[BEGIN]

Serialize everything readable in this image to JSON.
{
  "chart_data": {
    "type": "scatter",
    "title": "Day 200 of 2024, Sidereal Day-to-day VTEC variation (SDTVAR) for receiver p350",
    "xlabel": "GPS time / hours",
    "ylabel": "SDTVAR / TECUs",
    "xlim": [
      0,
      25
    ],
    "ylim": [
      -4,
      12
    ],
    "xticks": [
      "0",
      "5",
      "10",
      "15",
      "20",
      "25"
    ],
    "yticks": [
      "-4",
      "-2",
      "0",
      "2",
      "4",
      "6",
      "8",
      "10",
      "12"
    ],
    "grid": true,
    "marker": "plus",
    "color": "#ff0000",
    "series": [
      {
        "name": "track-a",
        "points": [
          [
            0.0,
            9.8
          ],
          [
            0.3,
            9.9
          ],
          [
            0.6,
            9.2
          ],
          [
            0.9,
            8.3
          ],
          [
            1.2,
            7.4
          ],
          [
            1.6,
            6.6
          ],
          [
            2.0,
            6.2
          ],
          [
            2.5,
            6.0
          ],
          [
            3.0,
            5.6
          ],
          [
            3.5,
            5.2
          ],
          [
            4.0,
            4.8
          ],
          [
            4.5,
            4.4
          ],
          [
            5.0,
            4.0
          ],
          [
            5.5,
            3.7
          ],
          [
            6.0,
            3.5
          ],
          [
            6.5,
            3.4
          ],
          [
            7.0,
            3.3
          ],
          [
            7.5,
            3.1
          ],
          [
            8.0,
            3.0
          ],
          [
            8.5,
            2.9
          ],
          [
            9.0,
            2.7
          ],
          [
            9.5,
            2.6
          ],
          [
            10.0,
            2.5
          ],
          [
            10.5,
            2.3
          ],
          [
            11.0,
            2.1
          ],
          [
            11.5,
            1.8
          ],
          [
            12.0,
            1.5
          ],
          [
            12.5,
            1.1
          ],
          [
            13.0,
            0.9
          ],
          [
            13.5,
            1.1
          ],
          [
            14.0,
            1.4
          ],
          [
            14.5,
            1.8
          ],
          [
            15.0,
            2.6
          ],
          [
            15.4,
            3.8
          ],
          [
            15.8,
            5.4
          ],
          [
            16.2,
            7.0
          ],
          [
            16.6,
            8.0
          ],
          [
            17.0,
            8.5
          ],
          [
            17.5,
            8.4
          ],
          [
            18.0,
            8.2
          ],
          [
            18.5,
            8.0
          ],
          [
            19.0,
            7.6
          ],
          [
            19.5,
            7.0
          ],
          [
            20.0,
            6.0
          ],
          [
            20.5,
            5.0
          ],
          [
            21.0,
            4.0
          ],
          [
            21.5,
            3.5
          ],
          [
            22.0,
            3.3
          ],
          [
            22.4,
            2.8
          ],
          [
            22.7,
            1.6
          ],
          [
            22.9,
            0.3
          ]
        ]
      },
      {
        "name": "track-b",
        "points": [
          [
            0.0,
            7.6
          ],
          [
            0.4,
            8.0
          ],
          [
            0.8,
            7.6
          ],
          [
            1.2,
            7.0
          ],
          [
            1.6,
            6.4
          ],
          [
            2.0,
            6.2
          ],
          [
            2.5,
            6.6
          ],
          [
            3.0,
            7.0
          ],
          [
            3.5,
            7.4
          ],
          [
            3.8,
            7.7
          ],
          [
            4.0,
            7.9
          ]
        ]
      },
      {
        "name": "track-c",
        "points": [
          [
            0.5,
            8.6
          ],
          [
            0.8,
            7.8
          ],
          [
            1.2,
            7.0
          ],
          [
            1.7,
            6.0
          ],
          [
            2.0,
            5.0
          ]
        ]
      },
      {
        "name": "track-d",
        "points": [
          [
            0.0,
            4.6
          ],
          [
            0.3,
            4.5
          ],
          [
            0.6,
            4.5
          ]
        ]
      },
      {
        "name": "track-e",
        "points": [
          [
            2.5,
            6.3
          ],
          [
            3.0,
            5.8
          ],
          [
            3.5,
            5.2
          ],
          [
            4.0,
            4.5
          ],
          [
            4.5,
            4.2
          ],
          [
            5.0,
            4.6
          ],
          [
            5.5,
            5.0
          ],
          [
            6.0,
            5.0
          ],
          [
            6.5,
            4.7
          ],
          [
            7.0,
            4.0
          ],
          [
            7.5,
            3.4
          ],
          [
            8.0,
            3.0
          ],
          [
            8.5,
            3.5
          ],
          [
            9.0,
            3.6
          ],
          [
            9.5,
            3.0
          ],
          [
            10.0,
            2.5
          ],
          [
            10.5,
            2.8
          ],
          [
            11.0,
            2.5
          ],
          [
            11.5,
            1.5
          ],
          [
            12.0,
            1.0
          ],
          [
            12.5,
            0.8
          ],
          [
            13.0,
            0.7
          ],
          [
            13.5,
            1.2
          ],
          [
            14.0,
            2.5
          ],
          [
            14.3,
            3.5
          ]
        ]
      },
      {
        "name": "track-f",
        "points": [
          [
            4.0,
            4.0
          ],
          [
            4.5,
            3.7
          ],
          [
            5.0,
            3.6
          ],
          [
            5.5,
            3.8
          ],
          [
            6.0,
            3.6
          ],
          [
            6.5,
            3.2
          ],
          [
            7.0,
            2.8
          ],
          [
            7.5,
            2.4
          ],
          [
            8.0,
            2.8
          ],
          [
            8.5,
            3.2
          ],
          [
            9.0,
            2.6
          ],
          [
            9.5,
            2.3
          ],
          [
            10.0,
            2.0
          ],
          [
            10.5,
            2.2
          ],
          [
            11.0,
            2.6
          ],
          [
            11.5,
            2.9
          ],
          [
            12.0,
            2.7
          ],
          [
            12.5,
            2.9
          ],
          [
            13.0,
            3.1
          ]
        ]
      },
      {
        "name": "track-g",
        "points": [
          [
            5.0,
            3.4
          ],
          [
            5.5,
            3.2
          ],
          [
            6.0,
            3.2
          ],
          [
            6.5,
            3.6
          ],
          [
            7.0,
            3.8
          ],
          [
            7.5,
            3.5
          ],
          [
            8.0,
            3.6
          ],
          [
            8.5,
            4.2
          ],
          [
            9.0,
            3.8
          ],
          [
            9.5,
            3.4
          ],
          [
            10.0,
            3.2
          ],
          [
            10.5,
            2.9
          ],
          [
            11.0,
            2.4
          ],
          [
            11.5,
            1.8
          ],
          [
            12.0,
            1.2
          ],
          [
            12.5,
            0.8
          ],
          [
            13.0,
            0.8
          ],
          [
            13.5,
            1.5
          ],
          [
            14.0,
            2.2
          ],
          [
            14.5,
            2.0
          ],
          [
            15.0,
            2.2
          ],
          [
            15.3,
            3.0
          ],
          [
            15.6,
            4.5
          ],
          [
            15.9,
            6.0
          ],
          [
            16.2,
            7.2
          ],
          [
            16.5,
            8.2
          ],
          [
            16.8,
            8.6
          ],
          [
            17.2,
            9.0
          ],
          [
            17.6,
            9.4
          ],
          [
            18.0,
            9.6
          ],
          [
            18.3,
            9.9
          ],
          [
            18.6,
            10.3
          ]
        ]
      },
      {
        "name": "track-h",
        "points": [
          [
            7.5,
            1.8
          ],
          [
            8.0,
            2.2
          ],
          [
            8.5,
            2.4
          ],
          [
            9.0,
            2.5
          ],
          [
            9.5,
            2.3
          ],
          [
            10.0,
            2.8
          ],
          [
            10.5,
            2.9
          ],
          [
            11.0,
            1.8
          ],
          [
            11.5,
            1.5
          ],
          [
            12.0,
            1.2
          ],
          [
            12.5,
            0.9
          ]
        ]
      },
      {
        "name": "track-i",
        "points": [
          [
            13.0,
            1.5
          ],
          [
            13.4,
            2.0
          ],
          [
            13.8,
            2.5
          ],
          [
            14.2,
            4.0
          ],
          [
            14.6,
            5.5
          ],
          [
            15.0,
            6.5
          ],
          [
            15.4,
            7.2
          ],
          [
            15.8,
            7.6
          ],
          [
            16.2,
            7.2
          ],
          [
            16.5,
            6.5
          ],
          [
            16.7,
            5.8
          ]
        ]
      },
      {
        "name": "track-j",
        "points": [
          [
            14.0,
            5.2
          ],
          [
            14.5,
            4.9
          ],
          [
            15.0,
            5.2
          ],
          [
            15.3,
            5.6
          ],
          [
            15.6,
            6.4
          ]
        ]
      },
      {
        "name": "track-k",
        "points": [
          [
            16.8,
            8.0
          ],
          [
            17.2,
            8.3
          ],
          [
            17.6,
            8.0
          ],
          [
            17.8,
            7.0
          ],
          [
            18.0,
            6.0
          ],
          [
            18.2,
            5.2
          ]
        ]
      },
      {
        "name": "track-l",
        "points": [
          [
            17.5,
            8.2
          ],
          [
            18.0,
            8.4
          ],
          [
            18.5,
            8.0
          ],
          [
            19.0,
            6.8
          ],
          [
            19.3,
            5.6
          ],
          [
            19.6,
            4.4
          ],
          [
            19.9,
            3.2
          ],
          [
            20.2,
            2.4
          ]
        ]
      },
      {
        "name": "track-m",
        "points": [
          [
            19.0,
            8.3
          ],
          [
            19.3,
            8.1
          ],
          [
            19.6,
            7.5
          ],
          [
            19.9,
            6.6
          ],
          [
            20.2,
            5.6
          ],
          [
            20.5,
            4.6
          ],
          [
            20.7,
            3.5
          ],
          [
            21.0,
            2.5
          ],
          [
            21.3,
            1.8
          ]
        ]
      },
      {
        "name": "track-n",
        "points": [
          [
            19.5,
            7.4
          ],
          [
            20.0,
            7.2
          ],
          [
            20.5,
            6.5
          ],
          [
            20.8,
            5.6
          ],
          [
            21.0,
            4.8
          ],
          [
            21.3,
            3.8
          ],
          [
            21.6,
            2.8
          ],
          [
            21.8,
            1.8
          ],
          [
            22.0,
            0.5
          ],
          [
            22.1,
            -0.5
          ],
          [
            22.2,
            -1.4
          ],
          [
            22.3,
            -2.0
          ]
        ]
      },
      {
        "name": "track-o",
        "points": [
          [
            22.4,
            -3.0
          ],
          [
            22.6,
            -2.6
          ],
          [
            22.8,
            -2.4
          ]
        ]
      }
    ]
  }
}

[END]

Gather each line from the listing above that holds "SDTVAR".

    "title": "Day 200 of 2024, Sidereal Day-to-day VTEC variation (SDTVAR) for receiver p350",
    "ylabel": "SDTVAR / TECUs",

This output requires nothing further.